_Your goal_: List every approach to statistical testing in digital experiments that the summary below names.

_Passage to read_:
>>
Some Statistical and Data Challenges When Building Early-Stage Digital Experimentation and Measurement Capabilities
C. H. Bryan Liu
TL;DR
This work develops a rigorous framework for building and justifying early-stage digital experimentation and measurement (DEM) capabilities. It introduces a ranking under lower uncertainty model to quantify the value and risk of DEM-driven noise reduction, providing closed-form expressions for the expected gain ${\mathbb{E}}(\mathcal{D})$ and its variance, thereby enabling Sharpe-ratio based business cases. It then offers a comprehensive treatment of statistical testing in digital experiments (NHST, Bayesian, sequential, and non-parametric methods), followed by a taxonomy of digital experiment datasets and an evaluation framework for personalization experiment designs. The thesis is substantiated with empirical verifications, public datasets (including the ASOS Digital Experiments Dataset), and case studies in e-commerce and marketing, culminating in a concrete path to apply these methodologies in industry settings and future research directions. Overall, the work advances both theory and practice for evaluating, designing, and deploying DEM capabilities with emphasis on data efficiency, causality, and scalable decision-making under uncertainty $${\Delta}$$, ${\mathcal{V}}$, ${\mathcal{E}}$, ${\mathcal{W}}$, and ${\mathcal{D}}$ across multiple designs and datasets.
<<
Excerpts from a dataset
>>
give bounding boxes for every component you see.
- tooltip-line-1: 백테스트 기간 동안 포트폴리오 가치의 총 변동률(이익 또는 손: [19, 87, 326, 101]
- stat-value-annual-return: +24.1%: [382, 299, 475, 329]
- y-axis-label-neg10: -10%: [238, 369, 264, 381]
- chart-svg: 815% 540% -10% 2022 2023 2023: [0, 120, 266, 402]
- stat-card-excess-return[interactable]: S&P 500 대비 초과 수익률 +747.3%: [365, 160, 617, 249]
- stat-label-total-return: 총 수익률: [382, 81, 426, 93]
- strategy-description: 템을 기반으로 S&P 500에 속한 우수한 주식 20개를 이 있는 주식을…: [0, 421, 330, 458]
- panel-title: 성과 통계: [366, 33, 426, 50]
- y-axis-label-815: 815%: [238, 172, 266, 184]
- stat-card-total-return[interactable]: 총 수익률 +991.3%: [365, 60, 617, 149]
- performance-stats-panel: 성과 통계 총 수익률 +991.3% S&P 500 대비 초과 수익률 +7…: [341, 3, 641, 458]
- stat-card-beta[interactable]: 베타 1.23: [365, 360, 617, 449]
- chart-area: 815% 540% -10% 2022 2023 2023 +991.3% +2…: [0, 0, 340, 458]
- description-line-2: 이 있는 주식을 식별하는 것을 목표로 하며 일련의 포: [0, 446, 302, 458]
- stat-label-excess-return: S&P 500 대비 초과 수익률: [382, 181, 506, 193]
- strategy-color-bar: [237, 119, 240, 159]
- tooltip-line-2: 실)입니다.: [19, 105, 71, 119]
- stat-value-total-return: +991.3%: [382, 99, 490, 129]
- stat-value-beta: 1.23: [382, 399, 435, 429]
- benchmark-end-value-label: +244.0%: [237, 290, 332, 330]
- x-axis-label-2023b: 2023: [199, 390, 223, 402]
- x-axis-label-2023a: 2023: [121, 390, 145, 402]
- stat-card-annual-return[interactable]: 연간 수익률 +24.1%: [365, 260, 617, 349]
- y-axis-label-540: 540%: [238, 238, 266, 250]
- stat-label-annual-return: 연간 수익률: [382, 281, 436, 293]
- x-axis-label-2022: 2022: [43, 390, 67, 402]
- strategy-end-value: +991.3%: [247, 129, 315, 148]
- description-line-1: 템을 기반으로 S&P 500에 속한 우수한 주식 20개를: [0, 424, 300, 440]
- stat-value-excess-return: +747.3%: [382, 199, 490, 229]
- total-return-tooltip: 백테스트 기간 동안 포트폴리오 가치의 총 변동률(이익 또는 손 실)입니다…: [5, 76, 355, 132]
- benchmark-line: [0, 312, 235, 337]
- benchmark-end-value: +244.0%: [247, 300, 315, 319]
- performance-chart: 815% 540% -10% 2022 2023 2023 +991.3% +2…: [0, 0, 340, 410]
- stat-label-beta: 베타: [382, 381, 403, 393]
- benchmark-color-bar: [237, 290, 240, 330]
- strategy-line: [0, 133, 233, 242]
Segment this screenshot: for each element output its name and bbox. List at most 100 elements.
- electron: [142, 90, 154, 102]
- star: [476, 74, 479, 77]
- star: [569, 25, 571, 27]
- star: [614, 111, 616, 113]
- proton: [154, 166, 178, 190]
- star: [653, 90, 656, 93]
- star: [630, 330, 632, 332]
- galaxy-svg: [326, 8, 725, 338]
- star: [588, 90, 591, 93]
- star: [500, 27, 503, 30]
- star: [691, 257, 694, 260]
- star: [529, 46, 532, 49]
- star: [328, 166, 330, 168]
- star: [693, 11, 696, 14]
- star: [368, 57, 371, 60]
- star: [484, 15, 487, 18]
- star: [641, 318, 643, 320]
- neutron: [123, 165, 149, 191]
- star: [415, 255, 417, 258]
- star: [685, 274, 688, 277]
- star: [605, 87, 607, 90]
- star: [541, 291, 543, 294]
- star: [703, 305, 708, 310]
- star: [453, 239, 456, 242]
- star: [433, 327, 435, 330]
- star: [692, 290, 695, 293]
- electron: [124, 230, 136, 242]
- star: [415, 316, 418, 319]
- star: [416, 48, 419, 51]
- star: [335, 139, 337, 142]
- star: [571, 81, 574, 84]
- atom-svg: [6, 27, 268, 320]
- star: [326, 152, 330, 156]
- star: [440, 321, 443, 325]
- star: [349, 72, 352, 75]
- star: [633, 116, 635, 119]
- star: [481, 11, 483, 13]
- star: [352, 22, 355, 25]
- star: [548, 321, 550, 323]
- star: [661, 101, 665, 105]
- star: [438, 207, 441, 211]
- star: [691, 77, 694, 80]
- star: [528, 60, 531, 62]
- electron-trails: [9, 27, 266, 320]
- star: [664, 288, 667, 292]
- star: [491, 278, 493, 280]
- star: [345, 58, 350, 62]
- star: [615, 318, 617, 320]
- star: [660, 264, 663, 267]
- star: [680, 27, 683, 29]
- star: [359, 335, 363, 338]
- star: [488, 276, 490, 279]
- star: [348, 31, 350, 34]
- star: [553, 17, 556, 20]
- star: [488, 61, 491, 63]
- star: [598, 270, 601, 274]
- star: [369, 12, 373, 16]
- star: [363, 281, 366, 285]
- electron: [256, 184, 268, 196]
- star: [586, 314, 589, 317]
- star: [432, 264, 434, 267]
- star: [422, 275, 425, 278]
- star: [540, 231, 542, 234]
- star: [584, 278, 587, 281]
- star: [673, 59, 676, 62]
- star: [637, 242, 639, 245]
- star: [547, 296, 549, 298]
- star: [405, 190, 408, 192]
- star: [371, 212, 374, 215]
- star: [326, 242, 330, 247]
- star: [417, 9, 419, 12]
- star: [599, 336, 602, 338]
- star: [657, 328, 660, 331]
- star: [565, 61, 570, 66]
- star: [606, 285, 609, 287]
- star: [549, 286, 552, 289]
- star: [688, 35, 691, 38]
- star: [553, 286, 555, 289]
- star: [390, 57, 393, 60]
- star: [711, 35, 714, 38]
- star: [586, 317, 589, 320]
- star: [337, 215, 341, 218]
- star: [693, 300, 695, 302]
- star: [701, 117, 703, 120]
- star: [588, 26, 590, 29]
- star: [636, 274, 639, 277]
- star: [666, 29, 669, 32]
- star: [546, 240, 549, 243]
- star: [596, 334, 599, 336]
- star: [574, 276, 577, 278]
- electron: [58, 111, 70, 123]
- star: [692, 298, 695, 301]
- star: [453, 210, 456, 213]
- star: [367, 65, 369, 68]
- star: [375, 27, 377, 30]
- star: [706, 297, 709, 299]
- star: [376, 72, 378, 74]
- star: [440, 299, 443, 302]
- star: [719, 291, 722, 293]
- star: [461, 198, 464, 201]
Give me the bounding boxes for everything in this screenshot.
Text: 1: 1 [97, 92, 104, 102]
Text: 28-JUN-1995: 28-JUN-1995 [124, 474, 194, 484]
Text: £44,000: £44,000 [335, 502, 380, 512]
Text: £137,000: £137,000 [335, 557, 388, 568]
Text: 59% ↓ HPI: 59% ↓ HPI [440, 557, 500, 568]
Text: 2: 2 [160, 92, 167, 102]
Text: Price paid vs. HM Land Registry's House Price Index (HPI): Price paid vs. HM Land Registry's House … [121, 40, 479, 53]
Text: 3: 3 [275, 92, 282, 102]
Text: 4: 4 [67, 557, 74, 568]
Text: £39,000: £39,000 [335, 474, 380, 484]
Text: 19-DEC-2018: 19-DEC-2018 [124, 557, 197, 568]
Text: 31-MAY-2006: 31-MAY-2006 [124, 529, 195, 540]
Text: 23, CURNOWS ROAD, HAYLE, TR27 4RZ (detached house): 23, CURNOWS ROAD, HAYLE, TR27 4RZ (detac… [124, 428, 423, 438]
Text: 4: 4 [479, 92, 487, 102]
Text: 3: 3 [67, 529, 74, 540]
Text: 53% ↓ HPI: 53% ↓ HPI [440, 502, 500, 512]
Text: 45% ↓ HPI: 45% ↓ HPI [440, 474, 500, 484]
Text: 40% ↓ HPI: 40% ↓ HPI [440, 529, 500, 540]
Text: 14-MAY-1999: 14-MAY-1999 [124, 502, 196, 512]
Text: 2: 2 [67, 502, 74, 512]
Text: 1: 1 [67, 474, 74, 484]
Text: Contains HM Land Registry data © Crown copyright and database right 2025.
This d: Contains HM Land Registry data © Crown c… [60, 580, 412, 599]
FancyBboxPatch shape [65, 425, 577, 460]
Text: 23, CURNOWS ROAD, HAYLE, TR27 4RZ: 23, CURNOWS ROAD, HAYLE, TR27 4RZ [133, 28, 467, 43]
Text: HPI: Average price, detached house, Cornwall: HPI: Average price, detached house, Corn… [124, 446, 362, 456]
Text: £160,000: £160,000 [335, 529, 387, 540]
<<
_Answer below_: NHST, Bayesian, sequential, non-parametric